▶ [Problem to work on]: Look through the material and copy each line holding "Quellen".

START Recorded data

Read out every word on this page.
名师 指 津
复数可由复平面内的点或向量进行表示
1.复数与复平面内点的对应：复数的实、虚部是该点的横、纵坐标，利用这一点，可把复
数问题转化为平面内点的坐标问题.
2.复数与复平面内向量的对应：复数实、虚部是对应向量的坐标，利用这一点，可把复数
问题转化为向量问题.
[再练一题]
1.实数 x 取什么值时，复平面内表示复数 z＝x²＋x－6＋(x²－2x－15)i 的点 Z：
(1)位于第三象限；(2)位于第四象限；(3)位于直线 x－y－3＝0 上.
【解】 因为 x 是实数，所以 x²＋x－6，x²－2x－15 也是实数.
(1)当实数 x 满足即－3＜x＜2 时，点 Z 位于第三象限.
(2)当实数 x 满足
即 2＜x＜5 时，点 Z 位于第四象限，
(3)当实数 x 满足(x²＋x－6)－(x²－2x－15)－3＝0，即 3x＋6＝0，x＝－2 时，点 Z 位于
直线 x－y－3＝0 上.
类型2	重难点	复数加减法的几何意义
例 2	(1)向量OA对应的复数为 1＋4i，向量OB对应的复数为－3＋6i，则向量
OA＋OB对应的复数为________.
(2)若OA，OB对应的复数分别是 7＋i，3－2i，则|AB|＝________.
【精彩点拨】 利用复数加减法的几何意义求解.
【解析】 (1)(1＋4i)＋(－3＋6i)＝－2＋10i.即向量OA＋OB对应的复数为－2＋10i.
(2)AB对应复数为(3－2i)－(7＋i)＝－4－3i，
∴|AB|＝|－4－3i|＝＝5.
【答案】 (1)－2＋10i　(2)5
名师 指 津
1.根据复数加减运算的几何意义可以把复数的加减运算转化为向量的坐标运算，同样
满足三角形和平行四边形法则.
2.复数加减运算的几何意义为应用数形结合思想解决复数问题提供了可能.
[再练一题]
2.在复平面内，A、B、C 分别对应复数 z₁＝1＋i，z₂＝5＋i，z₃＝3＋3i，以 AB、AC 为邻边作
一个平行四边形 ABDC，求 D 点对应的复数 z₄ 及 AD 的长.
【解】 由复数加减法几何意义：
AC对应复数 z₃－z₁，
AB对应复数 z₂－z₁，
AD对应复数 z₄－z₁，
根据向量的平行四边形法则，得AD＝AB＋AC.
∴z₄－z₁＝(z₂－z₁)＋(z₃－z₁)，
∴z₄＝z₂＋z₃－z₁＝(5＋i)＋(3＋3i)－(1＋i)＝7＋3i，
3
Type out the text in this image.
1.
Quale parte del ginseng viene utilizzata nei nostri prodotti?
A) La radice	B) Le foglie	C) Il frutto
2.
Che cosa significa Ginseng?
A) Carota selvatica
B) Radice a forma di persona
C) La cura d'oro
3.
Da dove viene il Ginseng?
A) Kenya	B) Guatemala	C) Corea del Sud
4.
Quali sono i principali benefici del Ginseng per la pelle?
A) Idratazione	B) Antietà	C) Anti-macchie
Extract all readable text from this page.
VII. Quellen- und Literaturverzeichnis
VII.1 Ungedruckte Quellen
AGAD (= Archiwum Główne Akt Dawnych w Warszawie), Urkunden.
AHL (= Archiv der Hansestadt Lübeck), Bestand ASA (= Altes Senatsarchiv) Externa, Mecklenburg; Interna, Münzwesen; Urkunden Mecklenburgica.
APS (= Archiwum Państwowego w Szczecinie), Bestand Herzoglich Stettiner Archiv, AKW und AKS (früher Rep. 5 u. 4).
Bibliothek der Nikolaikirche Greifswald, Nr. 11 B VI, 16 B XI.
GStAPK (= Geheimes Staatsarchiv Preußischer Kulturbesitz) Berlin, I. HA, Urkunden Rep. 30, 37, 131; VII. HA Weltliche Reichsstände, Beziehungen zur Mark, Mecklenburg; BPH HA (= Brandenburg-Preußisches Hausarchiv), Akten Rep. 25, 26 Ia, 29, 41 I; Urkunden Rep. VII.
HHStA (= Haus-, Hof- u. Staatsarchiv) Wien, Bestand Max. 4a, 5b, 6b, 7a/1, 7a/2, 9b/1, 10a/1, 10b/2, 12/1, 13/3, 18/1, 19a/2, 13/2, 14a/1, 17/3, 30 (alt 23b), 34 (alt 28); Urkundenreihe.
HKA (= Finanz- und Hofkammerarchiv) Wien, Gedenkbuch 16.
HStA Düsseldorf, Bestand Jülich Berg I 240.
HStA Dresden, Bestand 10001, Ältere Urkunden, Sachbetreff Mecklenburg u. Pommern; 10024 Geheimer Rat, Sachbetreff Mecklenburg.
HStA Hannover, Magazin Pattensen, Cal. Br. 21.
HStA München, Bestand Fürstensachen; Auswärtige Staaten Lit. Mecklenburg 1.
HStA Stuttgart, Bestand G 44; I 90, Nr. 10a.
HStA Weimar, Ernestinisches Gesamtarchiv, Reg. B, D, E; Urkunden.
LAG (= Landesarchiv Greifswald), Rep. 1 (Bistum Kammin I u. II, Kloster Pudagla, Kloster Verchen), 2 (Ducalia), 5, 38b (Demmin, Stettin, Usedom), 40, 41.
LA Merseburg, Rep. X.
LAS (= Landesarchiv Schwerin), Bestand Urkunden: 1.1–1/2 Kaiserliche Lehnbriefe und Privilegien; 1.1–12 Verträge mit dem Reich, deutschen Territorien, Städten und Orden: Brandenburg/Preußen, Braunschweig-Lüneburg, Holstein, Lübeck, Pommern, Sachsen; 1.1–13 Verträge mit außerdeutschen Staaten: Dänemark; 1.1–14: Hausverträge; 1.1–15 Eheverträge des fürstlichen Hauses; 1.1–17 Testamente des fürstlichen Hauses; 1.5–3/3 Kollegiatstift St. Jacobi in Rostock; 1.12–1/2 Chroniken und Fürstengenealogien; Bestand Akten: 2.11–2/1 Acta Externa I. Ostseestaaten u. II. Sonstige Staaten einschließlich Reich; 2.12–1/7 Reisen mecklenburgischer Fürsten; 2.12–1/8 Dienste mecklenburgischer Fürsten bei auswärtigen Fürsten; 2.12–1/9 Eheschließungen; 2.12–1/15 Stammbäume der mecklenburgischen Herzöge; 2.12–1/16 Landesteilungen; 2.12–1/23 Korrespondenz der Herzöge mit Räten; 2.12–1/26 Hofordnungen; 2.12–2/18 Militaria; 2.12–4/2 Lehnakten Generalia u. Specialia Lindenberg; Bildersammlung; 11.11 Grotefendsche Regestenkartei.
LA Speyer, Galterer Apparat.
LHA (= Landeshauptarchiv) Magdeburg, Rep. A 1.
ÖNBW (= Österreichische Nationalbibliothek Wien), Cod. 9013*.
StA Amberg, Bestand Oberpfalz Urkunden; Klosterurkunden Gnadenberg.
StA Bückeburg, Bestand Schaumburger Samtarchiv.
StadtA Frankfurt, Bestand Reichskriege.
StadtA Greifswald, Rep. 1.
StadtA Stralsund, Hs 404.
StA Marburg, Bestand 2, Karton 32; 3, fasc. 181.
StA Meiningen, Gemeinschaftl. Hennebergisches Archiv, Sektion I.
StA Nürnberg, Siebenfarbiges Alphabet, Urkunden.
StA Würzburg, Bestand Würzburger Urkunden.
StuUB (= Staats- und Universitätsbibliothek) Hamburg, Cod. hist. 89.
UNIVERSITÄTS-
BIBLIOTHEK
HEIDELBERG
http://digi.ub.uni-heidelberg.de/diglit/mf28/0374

END Recorded data

▶ [Solved problem]:
VII. Quellen- und Literaturverzeichnis
VII.1 Ungedruckte Quellen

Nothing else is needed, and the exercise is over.